— begin DATASET EXCERPTS —

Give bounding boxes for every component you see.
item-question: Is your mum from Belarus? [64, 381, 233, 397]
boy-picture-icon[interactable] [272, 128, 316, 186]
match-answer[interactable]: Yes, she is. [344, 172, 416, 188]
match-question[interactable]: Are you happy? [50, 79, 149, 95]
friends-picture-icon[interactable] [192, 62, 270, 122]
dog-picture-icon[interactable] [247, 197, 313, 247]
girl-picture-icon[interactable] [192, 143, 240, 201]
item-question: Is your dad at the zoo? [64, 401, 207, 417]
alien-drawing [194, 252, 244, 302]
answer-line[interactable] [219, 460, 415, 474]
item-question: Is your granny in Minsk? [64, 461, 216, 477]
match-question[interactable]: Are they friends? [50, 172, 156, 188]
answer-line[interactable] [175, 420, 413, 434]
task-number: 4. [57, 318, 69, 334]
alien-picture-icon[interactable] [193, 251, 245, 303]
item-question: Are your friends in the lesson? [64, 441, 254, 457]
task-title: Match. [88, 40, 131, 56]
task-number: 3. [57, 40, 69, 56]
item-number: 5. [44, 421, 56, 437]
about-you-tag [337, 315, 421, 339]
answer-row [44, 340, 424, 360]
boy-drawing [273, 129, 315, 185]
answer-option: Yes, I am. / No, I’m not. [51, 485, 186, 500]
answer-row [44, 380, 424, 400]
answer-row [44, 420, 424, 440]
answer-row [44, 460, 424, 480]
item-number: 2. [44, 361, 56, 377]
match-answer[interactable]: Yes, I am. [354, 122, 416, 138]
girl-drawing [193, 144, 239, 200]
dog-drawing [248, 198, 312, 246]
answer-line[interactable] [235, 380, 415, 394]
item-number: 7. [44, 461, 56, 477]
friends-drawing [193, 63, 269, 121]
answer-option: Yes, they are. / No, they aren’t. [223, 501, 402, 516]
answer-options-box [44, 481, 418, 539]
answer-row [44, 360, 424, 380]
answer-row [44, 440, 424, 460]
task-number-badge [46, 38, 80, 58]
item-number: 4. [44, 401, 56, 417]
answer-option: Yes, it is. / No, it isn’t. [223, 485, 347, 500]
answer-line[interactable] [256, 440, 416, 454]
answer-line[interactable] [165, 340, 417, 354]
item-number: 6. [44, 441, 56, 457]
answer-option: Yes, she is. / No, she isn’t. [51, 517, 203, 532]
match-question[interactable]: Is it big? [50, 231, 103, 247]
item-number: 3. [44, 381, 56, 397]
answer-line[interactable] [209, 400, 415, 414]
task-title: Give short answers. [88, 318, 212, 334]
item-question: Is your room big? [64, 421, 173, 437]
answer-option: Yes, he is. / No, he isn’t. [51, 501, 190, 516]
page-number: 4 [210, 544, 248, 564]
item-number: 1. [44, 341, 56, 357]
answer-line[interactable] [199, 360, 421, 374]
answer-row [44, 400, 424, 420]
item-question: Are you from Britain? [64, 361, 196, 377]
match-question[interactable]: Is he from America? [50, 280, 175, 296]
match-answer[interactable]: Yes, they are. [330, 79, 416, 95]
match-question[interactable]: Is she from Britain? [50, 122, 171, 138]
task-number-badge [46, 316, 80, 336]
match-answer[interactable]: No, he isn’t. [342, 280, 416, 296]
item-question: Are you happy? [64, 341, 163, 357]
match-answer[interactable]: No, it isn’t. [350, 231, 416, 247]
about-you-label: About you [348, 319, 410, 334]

— end DATASET EXCERPTS —

WRITTEN EXERCISE: Copy every line of the entries above word for word.

THE REPLY:
Give bounding boxes for every component you see.
item-question: Is your mum from Belarus? [64, 381, 233, 397]
boy-picture-icon[interactable] [272, 128, 316, 186]
match-answer[interactable]: Yes, she is. [344, 172, 416, 188]
match-question[interactable]: Are you happy? [50, 79, 149, 95]
friends-picture-icon[interactable] [192, 62, 270, 122]
dog-picture-icon[interactable] [247, 197, 313, 247]
girl-picture-icon[interactable] [192, 143, 240, 201]
item-question: Is your dad at the zoo? [64, 401, 207, 417]
alien-drawing [194, 252, 244, 302]
answer-line[interactable] [219, 460, 415, 474]
item-question: Is your granny in Minsk? [64, 461, 216, 477]
match-question[interactable]: Are they friends? [50, 172, 156, 188]
answer-line[interactable] [175, 420, 413, 434]
task-number: 4. [57, 318, 69, 334]
alien-picture-icon[interactable] [193, 251, 245, 303]
item-question: Are your friends in the lesson? [64, 441, 254, 457]
task-title: Match. [88, 40, 131, 56]
task-number: 3. [57, 40, 69, 56]
item-number: 5. [44, 421, 56, 437]
about-you-tag [337, 315, 421, 339]
answer-row [44, 340, 424, 360]
boy-drawing [273, 129, 315, 185]
answer-option: Yes, I am. / No, I’m not. [51, 485, 186, 500]
answer-row [44, 380, 424, 400]
answer-row [44, 420, 424, 440]
answer-row [44, 460, 424, 480]
item-number: 2. [44, 361, 56, 377]
match-answer[interactable]: Yes, I am. [354, 122, 416, 138]
girl-drawing [193, 144, 239, 200]
dog-drawing [248, 198, 312, 246]
answer-line[interactable] [235, 380, 415, 394]
item-number: 7. [44, 461, 56, 477]
friends-drawing [193, 63, 269, 121]
answer-option: Yes, they are. / No, they aren’t. [223, 501, 402, 516]
answer-options-box [44, 481, 418, 539]
answer-row [44, 360, 424, 380]
answer-row [44, 440, 424, 460]
task-number-badge [46, 38, 80, 58]
item-number: 4. [44, 401, 56, 417]
answer-option: Yes, it is. / No, it isn’t. [223, 485, 347, 500]
answer-line[interactable] [256, 440, 416, 454]
answer-line[interactable] [165, 340, 417, 354]
item-number: 6. [44, 441, 56, 457]
answer-option: Yes, she is. / No, she isn’t. [51, 517, 203, 532]
match-question[interactable]: Is it big? [50, 231, 103, 247]
item-number: 3. [44, 381, 56, 397]
answer-line[interactable] [209, 400, 415, 414]
task-title: Give short answers. [88, 318, 212, 334]
item-question: Is your room big? [64, 421, 173, 437]
answer-option: Yes, he is. / No, he isn’t. [51, 501, 190, 516]
page-number: 4 [210, 544, 248, 564]
item-number: 1. [44, 341, 56, 357]
answer-line[interactable] [199, 360, 421, 374]
answer-row [44, 400, 424, 420]
item-question: Are you from Britain? [64, 361, 196, 377]
match-question[interactable]: Is he from America? [50, 280, 175, 296]
match-answer[interactable]: Yes, they are. [330, 79, 416, 95]
match-question[interactable]: Is she from Britain? [50, 122, 171, 138]
task-number-badge [46, 316, 80, 336]
match-answer[interactable]: No, he isn’t. [342, 280, 416, 296]
item-question: Are you happy? [64, 341, 163, 357]
match-answer[interactable]: No, it isn’t. [350, 231, 416, 247]
about-you-label: About you [348, 319, 410, 334]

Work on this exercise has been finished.